_LISTING_:
______________________________

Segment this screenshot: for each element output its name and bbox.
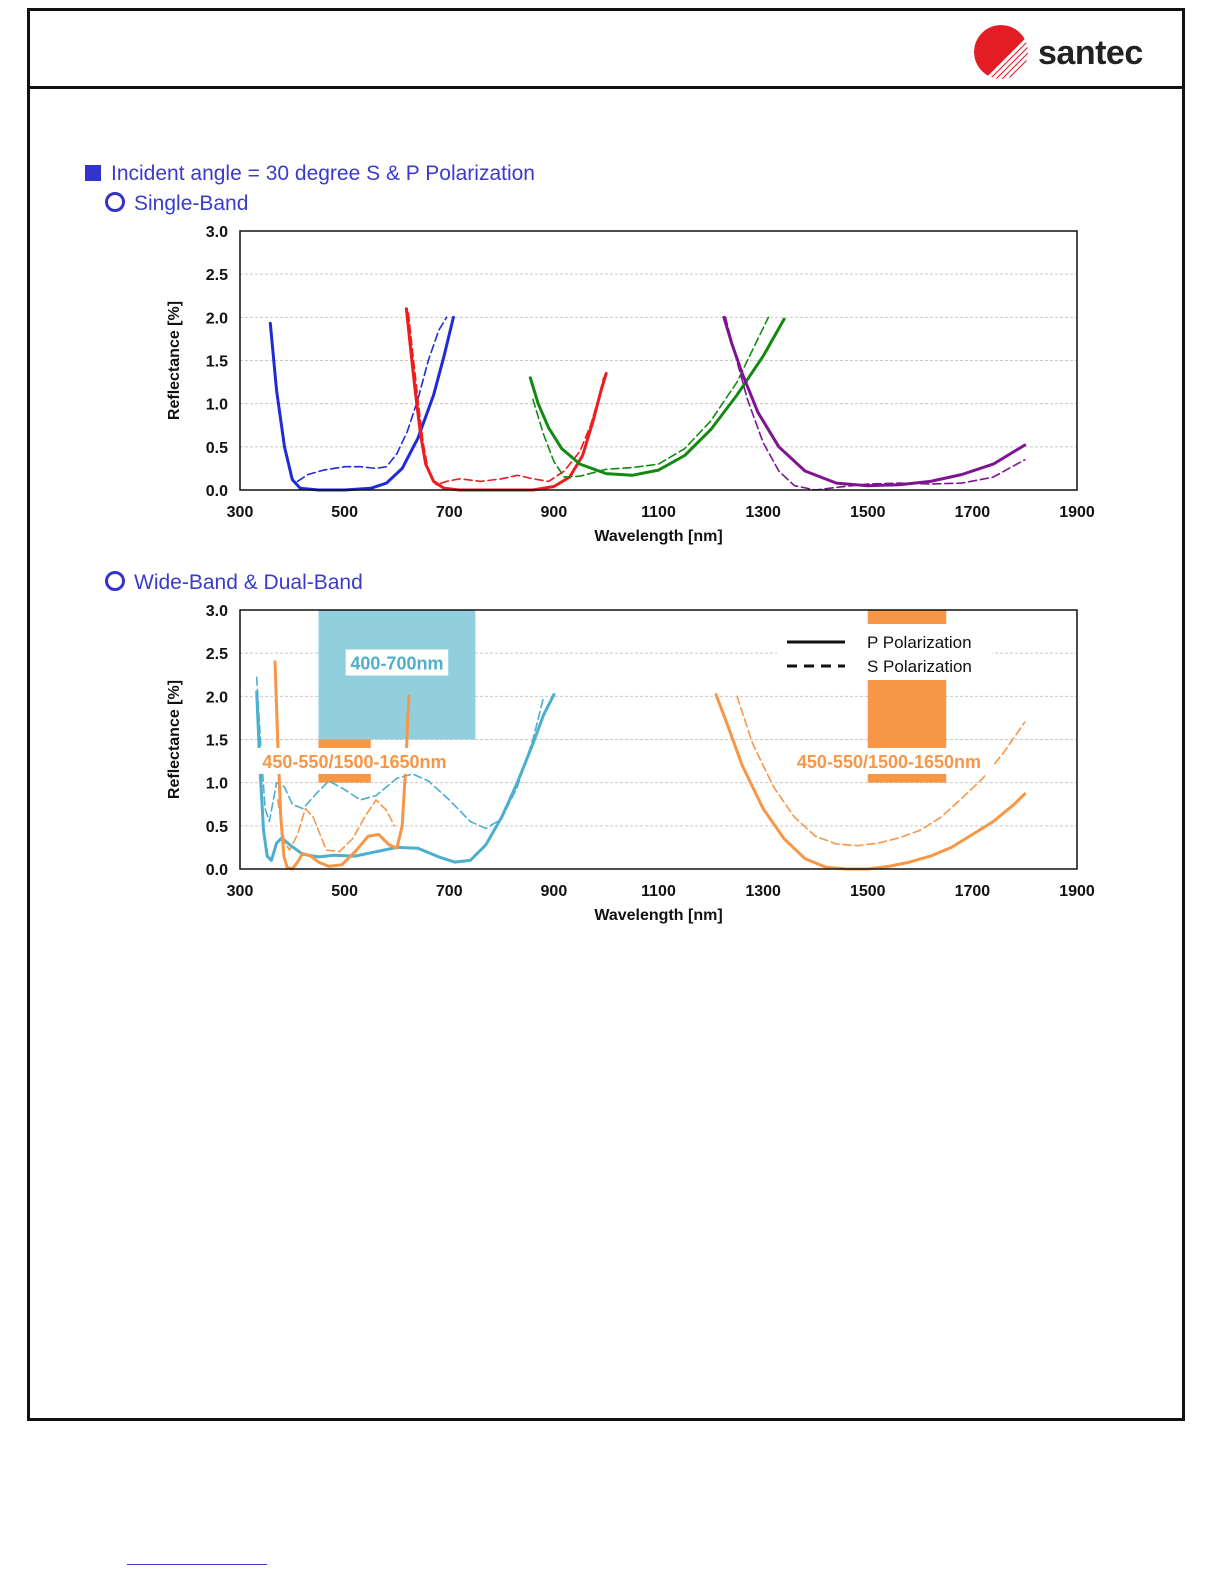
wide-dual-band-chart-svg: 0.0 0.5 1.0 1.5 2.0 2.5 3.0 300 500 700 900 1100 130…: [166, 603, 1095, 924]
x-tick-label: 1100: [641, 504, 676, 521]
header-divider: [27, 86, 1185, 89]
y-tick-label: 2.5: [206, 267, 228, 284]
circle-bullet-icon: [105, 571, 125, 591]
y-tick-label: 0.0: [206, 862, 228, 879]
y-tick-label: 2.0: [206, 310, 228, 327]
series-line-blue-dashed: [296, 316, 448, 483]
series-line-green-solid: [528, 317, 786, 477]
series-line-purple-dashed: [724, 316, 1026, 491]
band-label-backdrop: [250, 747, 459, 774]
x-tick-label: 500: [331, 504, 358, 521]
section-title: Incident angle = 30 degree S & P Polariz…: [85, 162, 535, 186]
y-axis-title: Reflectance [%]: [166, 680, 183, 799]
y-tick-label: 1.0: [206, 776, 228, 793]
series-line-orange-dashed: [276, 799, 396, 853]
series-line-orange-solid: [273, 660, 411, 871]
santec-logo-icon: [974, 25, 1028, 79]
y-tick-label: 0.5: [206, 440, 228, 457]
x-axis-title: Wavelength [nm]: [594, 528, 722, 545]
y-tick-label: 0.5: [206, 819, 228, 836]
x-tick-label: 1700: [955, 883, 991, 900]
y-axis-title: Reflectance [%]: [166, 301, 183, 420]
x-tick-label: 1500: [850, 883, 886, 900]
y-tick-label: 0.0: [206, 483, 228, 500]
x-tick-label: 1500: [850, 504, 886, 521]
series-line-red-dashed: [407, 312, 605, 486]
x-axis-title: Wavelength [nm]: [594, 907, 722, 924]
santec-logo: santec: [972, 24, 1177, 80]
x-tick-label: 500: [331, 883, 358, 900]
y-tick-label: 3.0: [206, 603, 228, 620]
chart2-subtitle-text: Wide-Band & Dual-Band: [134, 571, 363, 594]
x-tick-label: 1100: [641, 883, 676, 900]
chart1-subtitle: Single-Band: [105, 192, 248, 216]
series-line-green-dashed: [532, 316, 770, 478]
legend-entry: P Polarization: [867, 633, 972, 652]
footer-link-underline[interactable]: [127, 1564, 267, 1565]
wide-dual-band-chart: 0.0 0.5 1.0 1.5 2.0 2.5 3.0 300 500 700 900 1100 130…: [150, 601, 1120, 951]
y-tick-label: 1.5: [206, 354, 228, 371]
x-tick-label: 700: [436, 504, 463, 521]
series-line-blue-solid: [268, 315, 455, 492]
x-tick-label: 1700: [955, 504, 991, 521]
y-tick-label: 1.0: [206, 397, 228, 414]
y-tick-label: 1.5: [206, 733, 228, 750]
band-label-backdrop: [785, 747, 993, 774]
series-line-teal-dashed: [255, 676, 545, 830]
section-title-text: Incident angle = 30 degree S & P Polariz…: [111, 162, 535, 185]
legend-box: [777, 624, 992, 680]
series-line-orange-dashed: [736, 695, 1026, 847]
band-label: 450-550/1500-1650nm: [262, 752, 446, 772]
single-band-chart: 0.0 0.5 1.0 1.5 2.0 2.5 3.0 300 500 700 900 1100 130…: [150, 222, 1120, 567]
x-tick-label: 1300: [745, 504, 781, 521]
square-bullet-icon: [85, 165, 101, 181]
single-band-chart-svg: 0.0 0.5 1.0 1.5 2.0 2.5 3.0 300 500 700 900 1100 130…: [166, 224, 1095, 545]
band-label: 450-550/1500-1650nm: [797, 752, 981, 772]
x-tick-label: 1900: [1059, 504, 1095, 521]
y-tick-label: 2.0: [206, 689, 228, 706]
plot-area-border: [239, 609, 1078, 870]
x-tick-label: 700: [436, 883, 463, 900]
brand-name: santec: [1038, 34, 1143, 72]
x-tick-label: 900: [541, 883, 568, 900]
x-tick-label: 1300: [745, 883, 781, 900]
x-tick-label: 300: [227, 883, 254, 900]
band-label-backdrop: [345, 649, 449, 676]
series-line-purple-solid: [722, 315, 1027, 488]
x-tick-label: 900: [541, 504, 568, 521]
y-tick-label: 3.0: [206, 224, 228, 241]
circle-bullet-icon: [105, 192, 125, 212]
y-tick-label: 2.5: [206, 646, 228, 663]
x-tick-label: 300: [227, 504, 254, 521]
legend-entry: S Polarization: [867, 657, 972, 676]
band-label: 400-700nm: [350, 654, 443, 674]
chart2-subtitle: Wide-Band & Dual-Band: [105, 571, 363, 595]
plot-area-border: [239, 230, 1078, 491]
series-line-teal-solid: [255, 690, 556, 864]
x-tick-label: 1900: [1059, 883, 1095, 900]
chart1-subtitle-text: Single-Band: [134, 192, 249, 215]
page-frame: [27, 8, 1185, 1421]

______________________________

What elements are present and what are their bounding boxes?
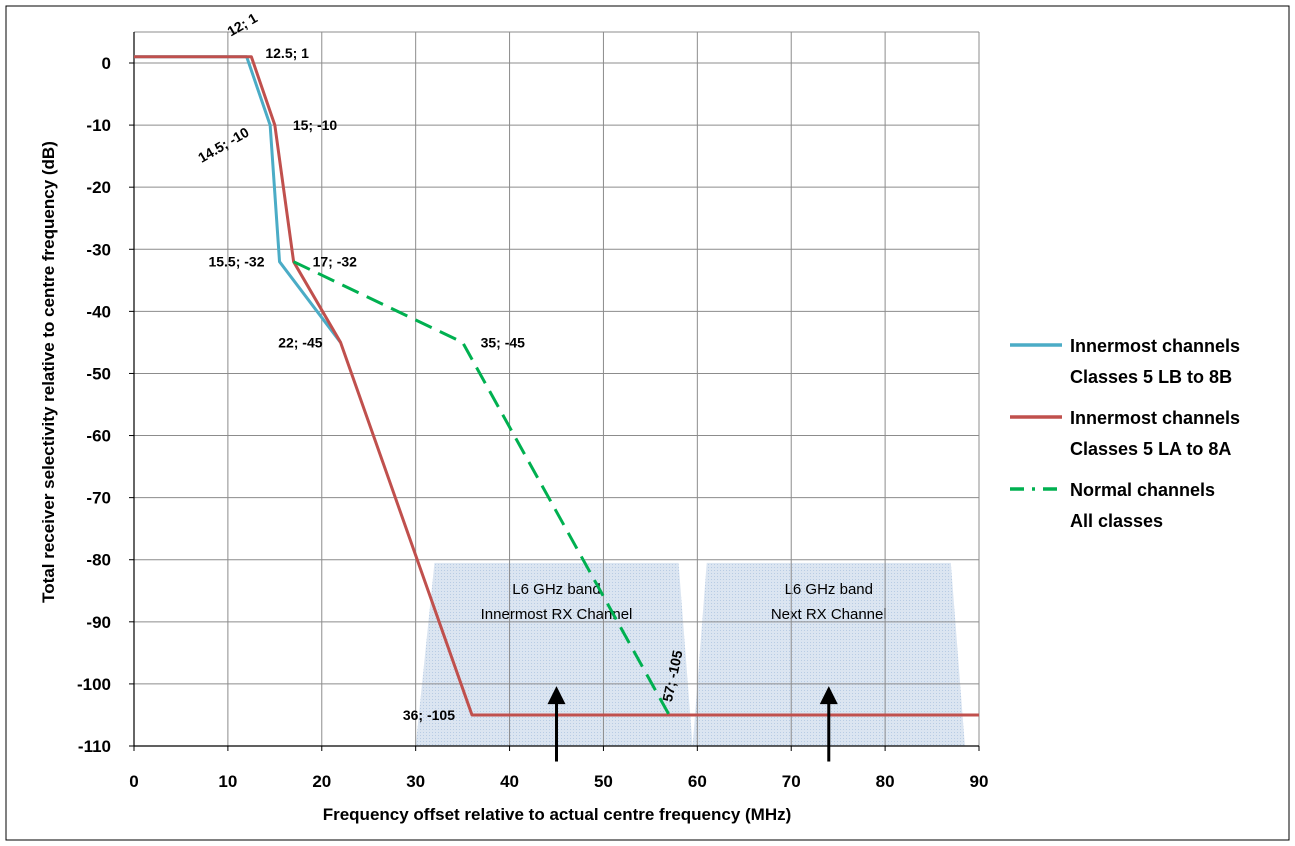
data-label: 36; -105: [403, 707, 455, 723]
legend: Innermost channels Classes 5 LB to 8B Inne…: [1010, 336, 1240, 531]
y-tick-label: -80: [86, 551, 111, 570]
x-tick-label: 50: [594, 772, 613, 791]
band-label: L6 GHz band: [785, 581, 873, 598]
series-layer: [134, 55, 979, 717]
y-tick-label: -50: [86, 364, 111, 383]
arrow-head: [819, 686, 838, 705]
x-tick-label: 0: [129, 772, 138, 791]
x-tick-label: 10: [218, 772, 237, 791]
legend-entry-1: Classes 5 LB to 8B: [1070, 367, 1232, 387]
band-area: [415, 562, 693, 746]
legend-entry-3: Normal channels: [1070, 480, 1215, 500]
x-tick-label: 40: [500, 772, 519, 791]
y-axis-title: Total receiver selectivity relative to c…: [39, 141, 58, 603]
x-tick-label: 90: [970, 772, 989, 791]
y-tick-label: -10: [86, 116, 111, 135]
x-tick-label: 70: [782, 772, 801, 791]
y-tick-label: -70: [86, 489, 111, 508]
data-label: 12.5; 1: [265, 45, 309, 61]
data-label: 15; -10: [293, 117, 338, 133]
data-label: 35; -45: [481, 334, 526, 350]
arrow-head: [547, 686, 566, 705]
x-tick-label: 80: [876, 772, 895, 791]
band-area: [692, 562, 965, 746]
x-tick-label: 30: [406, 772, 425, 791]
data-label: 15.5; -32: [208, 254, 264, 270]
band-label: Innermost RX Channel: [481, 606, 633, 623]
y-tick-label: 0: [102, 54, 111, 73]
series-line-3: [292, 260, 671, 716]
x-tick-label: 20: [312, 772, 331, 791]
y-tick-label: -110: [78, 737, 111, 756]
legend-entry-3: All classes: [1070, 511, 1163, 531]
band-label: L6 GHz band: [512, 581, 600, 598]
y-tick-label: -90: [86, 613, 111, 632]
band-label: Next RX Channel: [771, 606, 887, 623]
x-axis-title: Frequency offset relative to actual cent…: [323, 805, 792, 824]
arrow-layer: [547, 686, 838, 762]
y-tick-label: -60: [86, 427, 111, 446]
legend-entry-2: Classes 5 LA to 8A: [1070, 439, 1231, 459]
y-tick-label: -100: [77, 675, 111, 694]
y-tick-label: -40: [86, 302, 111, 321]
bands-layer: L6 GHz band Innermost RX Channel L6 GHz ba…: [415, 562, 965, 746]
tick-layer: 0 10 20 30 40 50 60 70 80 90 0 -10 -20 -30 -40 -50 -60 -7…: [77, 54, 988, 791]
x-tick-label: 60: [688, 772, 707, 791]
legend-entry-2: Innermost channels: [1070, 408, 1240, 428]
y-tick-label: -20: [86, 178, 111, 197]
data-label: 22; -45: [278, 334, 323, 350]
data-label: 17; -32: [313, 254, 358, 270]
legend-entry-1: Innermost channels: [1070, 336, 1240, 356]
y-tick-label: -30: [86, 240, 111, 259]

______________________________

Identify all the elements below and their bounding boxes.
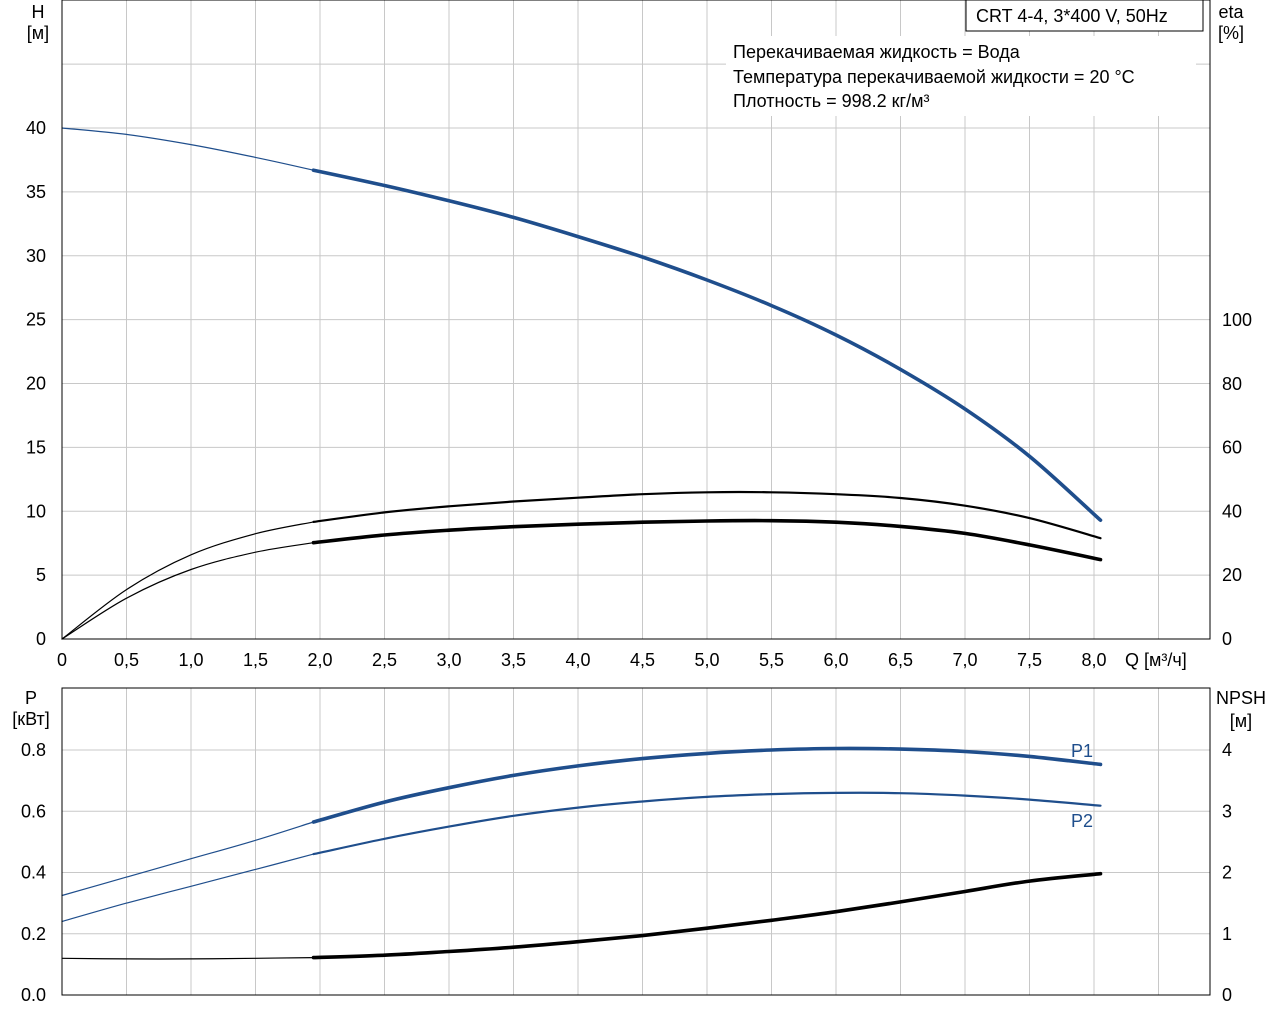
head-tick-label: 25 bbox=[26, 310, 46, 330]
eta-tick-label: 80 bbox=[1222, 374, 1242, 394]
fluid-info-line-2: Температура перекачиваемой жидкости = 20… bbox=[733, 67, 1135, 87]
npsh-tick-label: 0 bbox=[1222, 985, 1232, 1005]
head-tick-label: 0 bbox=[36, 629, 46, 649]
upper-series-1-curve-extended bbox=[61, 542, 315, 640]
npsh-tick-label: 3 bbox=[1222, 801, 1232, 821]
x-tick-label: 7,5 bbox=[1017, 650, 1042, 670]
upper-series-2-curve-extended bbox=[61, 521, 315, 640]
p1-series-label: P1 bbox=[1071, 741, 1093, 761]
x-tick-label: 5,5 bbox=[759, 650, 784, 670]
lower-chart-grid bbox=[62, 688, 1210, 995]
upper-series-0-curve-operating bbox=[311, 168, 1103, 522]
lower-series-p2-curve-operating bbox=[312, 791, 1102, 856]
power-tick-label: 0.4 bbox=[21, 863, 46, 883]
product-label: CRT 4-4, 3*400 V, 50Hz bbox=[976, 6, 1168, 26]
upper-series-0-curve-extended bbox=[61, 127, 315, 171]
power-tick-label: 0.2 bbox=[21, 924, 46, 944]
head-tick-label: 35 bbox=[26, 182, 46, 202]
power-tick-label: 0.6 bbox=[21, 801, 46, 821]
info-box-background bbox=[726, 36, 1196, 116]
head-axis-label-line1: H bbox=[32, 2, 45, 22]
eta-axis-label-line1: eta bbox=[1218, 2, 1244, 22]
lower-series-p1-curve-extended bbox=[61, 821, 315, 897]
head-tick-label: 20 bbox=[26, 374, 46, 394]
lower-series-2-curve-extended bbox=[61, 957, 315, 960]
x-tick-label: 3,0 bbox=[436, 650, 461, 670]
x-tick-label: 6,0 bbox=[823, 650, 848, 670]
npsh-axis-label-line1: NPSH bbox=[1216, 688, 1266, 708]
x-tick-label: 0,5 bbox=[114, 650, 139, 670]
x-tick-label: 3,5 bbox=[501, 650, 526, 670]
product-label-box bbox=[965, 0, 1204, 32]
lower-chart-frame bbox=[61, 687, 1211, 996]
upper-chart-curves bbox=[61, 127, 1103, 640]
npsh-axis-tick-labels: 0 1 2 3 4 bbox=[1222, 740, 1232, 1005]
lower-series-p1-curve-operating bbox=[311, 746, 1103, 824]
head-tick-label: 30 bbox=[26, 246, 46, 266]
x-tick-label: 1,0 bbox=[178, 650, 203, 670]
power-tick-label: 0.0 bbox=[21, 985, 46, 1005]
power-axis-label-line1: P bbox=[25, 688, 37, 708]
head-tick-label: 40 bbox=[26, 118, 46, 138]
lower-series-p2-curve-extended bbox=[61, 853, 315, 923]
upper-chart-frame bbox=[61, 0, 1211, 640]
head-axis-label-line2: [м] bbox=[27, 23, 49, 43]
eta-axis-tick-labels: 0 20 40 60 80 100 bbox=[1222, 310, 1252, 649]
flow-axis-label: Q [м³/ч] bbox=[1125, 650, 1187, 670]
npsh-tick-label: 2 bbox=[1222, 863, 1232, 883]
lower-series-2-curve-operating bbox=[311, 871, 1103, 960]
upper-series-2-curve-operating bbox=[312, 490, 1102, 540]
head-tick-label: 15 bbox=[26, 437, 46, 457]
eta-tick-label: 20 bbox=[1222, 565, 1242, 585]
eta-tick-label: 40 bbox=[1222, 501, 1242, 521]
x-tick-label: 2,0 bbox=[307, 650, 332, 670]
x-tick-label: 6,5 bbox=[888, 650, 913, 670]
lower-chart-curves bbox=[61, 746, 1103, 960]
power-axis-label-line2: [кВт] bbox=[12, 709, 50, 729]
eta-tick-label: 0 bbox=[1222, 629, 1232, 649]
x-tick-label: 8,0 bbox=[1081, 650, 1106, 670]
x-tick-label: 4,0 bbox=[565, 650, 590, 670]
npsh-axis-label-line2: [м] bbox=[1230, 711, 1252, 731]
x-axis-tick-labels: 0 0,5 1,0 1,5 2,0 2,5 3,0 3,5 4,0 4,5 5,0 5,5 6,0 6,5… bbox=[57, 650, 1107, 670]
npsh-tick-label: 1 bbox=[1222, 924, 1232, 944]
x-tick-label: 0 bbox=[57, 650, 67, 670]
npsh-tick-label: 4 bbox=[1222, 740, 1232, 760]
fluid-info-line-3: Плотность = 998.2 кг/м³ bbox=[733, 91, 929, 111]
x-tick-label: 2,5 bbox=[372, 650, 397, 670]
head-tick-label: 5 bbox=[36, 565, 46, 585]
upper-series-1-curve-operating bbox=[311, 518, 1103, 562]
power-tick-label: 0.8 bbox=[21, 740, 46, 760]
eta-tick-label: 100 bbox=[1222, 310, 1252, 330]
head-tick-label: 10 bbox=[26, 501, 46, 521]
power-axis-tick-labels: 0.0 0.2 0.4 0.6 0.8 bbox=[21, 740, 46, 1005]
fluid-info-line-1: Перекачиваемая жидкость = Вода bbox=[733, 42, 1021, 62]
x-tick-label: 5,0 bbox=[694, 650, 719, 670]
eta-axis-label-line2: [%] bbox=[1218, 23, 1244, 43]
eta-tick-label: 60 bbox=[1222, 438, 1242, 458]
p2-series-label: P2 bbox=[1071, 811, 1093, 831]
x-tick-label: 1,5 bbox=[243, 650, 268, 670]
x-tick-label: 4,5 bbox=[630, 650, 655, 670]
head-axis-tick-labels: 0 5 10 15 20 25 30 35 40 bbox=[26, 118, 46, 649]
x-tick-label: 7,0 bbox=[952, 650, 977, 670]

______________________________

_WRITTEN PROBLEM_:
Copy the listing verbatim, from the line holding "head-tick-label: 25 bbox=[26, 310, 46, 330]" through the line holding "upper-chart-curves bbox=[61, 127, 1103, 640]", inclusive.

_RESPONSE FOR THIS EXERCISE_:
head-tick-label: 25 bbox=[26, 310, 46, 330]
eta-tick-label: 80 bbox=[1222, 374, 1242, 394]
fluid-info-line-2: Температура перекачиваемой жидкости = 20… bbox=[733, 67, 1135, 87]
npsh-tick-label: 0 bbox=[1222, 985, 1232, 1005]
head-tick-label: 0 bbox=[36, 629, 46, 649]
upper-series-1-curve-extended bbox=[61, 542, 315, 640]
npsh-tick-label: 3 bbox=[1222, 801, 1232, 821]
x-tick-label: 7,5 bbox=[1017, 650, 1042, 670]
upper-series-2-curve-extended bbox=[61, 521, 315, 640]
p1-series-label: P1 bbox=[1071, 741, 1093, 761]
x-tick-label: 5,5 bbox=[759, 650, 784, 670]
lower-chart-grid bbox=[62, 688, 1210, 995]
upper-series-0-curve-operating bbox=[311, 168, 1103, 522]
lower-series-p2-curve-operating bbox=[312, 791, 1102, 856]
power-tick-label: 0.4 bbox=[21, 863, 46, 883]
product-label: CRT 4-4, 3*400 V, 50Hz bbox=[976, 6, 1168, 26]
upper-series-0-curve-extended bbox=[61, 127, 315, 171]
power-tick-label: 0.2 bbox=[21, 924, 46, 944]
head-tick-label: 35 bbox=[26, 182, 46, 202]
power-tick-label: 0.6 bbox=[21, 801, 46, 821]
info-box-background bbox=[726, 36, 1196, 116]
head-axis-label-line1: H bbox=[32, 2, 45, 22]
eta-axis-label-line1: eta bbox=[1218, 2, 1244, 22]
lower-series-p1-curve-extended bbox=[61, 821, 315, 897]
head-tick-label: 20 bbox=[26, 374, 46, 394]
lower-series-2-curve-extended bbox=[61, 957, 315, 960]
x-tick-label: 3,0 bbox=[436, 650, 461, 670]
x-tick-label: 6,0 bbox=[823, 650, 848, 670]
npsh-axis-label-line1: NPSH bbox=[1216, 688, 1266, 708]
x-tick-label: 0,5 bbox=[114, 650, 139, 670]
x-tick-label: 3,5 bbox=[501, 650, 526, 670]
product-label-box bbox=[965, 0, 1204, 32]
lower-chart-frame bbox=[61, 687, 1211, 996]
upper-chart-curves bbox=[61, 127, 1103, 640]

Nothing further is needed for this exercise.